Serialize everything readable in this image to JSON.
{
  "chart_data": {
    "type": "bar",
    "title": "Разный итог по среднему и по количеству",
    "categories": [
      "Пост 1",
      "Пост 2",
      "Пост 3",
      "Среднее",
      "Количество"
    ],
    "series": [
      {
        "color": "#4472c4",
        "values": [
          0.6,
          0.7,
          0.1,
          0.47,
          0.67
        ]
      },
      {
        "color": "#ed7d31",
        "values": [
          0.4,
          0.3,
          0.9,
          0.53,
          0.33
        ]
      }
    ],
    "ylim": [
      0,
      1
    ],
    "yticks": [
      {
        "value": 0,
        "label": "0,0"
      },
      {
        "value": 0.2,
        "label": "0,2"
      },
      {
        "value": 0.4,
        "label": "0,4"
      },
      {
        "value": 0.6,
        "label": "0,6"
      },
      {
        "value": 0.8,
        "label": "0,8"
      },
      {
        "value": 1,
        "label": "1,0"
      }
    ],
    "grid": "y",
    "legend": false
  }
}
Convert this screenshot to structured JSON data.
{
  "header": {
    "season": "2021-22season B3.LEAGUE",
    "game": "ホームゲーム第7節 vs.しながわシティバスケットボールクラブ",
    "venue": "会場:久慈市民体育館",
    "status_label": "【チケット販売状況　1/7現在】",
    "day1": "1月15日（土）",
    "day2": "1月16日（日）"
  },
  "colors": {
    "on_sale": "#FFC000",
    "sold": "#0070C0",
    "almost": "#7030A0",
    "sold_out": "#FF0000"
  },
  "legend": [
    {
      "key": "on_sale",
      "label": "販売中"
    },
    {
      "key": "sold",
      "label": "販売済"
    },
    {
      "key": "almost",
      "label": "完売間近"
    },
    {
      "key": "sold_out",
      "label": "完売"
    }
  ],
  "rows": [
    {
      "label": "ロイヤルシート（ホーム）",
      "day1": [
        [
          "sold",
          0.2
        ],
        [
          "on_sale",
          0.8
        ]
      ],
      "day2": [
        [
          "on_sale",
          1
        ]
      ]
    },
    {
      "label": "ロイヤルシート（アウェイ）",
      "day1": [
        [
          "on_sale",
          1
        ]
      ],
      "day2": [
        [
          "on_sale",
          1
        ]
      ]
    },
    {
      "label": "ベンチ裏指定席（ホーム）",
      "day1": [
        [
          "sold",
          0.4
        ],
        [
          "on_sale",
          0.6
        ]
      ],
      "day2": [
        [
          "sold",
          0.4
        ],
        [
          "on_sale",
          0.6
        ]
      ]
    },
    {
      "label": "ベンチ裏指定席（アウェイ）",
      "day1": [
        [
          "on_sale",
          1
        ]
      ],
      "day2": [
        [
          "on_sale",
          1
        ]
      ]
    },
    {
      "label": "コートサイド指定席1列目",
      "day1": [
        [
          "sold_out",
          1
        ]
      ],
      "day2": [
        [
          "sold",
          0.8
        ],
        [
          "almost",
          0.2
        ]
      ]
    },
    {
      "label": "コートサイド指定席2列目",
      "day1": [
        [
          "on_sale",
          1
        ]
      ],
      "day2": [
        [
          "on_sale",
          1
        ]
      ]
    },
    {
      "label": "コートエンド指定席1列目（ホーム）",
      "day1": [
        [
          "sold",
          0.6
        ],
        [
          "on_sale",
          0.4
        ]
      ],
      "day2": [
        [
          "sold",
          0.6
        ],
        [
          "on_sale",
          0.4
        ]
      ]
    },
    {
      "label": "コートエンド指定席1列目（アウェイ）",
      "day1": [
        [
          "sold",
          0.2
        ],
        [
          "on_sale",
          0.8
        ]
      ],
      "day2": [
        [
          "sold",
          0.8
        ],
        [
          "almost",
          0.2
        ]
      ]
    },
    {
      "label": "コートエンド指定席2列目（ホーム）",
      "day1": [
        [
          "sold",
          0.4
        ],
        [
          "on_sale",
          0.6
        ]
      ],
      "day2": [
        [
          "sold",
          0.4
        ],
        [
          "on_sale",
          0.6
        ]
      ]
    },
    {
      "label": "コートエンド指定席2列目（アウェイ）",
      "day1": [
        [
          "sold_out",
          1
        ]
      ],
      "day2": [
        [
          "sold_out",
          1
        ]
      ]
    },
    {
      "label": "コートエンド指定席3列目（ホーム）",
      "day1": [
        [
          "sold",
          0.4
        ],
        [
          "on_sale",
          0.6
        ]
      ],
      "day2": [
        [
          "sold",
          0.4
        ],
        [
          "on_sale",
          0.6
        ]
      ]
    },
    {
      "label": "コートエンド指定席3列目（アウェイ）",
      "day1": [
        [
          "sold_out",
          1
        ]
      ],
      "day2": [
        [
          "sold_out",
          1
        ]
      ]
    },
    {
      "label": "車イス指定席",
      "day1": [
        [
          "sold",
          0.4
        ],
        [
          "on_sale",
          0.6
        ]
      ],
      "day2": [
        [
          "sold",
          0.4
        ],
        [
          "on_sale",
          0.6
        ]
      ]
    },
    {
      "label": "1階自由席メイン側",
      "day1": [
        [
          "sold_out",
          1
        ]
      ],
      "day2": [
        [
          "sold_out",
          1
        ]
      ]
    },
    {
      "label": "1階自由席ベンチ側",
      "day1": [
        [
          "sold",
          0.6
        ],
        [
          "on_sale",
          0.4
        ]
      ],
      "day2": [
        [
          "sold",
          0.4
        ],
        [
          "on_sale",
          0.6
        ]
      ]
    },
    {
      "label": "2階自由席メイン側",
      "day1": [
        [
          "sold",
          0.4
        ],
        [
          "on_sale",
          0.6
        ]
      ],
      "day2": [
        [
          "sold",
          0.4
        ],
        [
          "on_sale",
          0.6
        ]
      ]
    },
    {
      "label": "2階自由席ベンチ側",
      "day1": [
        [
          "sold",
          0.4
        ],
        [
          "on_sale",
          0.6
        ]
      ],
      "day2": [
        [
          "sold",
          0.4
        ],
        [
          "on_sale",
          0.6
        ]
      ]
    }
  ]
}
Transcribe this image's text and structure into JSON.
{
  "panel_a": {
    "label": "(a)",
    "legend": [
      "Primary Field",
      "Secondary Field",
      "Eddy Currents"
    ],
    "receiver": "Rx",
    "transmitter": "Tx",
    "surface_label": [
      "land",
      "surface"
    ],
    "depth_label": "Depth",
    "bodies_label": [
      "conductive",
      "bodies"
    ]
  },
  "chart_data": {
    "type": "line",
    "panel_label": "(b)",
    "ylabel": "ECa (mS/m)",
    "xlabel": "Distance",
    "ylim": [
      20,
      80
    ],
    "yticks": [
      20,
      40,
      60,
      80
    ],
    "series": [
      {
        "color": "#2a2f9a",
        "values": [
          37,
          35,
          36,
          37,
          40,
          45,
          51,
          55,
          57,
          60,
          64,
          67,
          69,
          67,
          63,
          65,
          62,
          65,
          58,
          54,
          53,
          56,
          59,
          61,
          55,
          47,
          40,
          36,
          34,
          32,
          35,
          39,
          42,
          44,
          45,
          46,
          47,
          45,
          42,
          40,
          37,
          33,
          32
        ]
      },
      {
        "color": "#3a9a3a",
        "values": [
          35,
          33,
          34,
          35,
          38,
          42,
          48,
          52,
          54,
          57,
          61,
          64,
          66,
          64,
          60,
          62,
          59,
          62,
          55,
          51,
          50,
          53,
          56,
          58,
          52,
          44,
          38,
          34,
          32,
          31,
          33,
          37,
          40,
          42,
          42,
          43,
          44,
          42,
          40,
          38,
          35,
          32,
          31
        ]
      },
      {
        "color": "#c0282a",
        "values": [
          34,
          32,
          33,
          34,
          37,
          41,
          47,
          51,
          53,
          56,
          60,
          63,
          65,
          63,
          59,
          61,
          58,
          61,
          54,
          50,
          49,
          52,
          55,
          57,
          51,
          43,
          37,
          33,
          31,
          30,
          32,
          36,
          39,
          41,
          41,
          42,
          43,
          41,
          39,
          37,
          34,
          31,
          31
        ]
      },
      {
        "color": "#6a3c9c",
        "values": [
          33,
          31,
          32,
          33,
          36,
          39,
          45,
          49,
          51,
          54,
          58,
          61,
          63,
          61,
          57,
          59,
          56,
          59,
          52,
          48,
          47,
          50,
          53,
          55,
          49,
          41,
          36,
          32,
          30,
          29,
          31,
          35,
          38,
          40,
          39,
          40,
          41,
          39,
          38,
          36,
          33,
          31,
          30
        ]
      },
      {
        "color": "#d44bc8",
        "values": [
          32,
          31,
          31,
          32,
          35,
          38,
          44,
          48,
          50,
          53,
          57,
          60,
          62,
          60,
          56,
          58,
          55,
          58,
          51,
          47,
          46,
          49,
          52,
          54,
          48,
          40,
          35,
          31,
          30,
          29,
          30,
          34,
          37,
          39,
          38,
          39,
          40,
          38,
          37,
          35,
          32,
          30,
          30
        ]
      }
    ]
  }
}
----------
What to work on:
Within the entries above, work out how many lines contain the word "almost". The number alone is the answer.

Exercise answer:
4